[[ Page text open ]]
Contrary to all those apologists of the system (even, and above all,
in its reformed form), marxists tackles democracy not as a form of government
more or less properly applied, but as a content, as the activity
of management -politics- of the capitalist mode of production
. Therefore
democracy (whatever its form: parliamentary, bonapartist,...) is nothing
but the management of capitalism. As Marx put it, the bourgeoisie has really
and definitively achieved freedom (to sell one's labour power or
else... to die), fraternity (between atomized citizen) and equality (between
purchasers and sellers of commodities). The bourgeoisie has totally democratized
the world, since in its own world (that of circulation and exchange
of commodities) pure democracy is realized. Chasing the myth of a "good"
democracy, as all democrats (even "workers'" democrats) do actually serves
to reinforce, as an idea and so in its realization, the best "possible"
management of capitalism what ever form it might take -parliamentary, "working-class",
fascist, monarchist,...- it reinforces the foundation of the system: wage
slavery. Indeed, as this text will show, democracy is not one (or the "best")
of the forms of management of capital, but is the foundation, the
substance
of capitalist management, and this, because the content common to the substance
of the capitalist mode of production -twosided character of the commodity
labour power- and the substance of£ democracy -make the individuals,
and so their labour power appear as a commodity. The capitalist mode of
production is therefore the first and also the last mode of production
that has to present the individual as a citizen, totally isolated, atomized
and alienated in civil society -the community of atomized individuals (that
is a des-humanized, non-species community)- because the capitalist mode
of production, in order to develop, needs the proletarians (free from all
ties to the glebe) to own only their labour power, and so always be ready
to sell themselves for a wage (the value of which is determined, like any
other commodity's, by the average time socially necessary for its reproduction).
[[ Page text closed ]]
[[ Source material open ]]
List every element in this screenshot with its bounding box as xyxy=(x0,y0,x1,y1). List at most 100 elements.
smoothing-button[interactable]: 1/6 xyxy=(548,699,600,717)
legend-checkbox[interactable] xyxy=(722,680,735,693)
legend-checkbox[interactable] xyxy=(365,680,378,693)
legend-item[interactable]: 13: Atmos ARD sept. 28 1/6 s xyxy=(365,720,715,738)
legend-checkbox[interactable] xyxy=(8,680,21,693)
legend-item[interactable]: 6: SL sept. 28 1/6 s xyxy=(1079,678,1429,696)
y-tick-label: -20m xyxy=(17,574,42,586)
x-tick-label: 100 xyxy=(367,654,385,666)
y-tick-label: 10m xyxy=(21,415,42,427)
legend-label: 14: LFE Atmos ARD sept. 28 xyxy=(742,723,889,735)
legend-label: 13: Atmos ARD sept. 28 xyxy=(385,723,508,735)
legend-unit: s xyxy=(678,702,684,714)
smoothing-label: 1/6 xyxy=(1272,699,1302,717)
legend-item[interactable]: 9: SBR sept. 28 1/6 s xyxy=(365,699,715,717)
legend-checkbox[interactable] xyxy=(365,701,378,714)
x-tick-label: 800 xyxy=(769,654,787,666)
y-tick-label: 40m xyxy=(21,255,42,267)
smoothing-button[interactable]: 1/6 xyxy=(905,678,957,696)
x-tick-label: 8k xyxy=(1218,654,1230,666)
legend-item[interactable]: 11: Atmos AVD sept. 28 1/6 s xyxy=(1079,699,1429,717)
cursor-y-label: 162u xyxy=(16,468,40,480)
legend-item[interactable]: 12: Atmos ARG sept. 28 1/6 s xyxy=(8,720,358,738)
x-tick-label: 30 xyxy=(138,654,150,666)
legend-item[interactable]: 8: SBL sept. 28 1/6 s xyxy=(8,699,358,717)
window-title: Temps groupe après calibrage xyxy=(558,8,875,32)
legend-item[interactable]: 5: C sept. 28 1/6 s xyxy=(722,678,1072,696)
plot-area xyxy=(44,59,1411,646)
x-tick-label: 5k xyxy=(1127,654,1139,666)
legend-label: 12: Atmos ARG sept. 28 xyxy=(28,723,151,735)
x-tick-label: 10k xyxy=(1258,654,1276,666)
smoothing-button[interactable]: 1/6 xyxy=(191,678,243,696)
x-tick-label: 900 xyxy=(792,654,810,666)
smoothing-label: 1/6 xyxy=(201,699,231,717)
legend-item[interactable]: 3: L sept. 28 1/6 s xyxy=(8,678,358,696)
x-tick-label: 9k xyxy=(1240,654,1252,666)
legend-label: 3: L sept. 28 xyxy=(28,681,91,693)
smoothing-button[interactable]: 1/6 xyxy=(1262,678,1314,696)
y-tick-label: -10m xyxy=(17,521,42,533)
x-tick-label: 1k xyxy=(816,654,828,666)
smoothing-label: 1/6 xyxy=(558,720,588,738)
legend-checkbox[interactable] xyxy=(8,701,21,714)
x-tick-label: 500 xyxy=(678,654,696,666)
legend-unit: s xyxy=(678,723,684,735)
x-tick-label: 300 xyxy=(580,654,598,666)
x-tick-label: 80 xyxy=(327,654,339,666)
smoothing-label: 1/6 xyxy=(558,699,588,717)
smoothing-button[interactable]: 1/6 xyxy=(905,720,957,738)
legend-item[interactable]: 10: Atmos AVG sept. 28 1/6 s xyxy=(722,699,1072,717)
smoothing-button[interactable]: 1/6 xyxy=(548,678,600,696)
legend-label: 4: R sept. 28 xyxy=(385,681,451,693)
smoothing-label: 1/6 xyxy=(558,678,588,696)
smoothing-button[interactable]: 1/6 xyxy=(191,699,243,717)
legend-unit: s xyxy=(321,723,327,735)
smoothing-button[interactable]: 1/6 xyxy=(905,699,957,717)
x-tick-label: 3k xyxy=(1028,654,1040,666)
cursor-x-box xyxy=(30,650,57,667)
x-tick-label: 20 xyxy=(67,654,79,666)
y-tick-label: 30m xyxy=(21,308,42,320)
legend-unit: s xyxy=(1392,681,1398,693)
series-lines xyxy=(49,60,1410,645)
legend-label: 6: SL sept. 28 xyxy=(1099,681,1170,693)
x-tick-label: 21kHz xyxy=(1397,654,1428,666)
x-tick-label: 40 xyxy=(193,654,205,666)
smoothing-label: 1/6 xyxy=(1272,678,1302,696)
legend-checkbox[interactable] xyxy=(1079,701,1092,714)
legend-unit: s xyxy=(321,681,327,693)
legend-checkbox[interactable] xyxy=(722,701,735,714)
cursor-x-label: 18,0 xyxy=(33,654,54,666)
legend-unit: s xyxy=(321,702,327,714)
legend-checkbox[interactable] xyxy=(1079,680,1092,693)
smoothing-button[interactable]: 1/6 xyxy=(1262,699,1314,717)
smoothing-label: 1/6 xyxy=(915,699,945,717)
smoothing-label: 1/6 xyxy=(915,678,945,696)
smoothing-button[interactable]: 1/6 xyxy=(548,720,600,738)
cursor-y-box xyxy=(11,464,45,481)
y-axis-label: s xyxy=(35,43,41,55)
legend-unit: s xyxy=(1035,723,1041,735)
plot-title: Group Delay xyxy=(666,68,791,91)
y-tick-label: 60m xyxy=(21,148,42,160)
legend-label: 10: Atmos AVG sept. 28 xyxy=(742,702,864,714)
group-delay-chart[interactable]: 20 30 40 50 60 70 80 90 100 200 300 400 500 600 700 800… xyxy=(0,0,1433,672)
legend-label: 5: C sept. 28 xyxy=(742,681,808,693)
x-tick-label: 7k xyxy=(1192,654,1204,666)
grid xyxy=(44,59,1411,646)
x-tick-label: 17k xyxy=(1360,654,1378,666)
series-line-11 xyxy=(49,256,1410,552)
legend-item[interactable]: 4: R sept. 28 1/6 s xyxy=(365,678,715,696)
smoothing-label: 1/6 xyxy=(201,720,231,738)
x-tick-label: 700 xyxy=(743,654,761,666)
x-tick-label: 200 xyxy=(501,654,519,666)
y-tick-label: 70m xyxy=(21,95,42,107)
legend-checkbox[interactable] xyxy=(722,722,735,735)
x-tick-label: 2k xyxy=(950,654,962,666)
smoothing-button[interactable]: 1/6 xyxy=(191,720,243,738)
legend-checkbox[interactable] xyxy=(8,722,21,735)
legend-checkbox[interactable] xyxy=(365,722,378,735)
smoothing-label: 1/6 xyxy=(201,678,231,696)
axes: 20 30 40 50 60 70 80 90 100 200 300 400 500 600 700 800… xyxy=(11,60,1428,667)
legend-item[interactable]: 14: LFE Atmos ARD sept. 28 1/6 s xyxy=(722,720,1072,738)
[[ Source material closed ]]
### Try it:
Continue the passage on democracy as the management of capitalism, starting after its final sentence.

### Output:
This whole process of atomization and subsumption of human beings produces
one of the most disgusting symptoms of capitalism: individualism.

The content of every bourgeois state (whatever its form) is therefore
democracy, for democracy is the capitalist organisation of atomized
proletarians
so as to make them spew out more and more value. Marx
had already guessed this essential content of democracy when he criticized
Hegel's ideas about the state:

"Hegel starts from the state and makes man the subjectified
state; democracy starts from man and makes the state objectified man. Just
as it is not religion which creates man but man who creates religion, so
it is not the constitution which creates the people but the people who
creates the constitution. In a certain respect the relation of democracy
to all other forms of the state is like the relation of Christianity to
all other forms of religion. Christianity is the religion par excellence,
the essence of religion - deified man as a particular religion. Similarly,
democracy is the essence of all state constitutions - socialised
men as a particular state constitution. (...) Man doesn't exist for the
law but the law for man - it is a human manifestation; whereas in the other
forms of the state man is a legal manifestation. That is the fundamental
distinction of democracy."

Marx - Contribution to the Critique of Hegel's Philosophy of
Law.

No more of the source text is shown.